=== Instructions to follow ===
Each line containing the word "this" should be found and copied.

=== Dataset entries ===
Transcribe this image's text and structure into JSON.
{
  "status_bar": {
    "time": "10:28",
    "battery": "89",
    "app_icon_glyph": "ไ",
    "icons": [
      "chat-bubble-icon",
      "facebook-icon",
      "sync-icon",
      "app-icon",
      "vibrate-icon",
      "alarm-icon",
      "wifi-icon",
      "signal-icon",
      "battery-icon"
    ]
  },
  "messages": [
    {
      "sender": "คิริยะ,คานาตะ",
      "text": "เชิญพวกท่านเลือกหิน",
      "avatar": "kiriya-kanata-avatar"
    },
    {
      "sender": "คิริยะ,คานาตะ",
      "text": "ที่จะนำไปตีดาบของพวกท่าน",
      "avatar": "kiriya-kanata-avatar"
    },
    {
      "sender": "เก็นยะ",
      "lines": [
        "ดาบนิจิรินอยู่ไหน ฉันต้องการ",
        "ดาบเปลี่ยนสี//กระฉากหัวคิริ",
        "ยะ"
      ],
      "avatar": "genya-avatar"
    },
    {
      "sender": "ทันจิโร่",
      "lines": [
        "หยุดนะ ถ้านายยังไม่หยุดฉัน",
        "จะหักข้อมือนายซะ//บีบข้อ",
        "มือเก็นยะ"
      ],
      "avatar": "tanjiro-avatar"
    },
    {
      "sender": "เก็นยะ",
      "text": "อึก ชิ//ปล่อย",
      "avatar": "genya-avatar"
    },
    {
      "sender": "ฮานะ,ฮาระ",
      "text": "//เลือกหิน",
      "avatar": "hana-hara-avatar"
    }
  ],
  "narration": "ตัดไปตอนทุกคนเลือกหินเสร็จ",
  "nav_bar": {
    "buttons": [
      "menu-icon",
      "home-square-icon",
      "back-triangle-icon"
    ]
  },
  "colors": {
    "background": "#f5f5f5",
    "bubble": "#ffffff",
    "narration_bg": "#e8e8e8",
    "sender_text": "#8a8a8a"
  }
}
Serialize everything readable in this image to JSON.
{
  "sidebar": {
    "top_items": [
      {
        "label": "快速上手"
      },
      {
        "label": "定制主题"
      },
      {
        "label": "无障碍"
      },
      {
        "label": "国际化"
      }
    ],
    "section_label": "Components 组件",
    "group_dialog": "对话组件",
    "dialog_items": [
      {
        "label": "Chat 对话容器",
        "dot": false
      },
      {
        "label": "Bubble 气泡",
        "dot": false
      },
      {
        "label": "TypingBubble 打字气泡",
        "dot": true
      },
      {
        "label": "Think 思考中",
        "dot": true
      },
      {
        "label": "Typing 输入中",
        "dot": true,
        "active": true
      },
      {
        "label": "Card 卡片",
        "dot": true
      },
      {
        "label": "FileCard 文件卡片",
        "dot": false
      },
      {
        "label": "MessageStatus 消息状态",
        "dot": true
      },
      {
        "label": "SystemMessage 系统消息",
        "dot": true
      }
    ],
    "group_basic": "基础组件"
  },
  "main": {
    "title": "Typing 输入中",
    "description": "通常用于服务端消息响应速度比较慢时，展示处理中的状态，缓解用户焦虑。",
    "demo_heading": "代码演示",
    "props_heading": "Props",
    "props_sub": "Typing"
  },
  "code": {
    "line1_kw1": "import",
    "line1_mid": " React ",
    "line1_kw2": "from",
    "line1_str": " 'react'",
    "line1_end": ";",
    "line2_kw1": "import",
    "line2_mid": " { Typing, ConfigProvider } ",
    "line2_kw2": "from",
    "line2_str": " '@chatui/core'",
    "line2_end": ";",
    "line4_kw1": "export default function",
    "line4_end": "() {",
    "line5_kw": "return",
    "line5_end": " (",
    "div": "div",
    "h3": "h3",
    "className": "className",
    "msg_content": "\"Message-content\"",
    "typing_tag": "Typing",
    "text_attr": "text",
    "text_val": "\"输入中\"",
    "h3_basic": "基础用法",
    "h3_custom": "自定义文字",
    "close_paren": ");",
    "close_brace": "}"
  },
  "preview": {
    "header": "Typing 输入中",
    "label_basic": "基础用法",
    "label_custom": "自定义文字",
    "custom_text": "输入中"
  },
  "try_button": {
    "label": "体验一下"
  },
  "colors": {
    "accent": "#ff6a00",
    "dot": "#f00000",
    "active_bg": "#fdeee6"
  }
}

=== Full solution ===
Transcribe this image's text and structure into JSON.
Serialize everything readable in this image to JSON.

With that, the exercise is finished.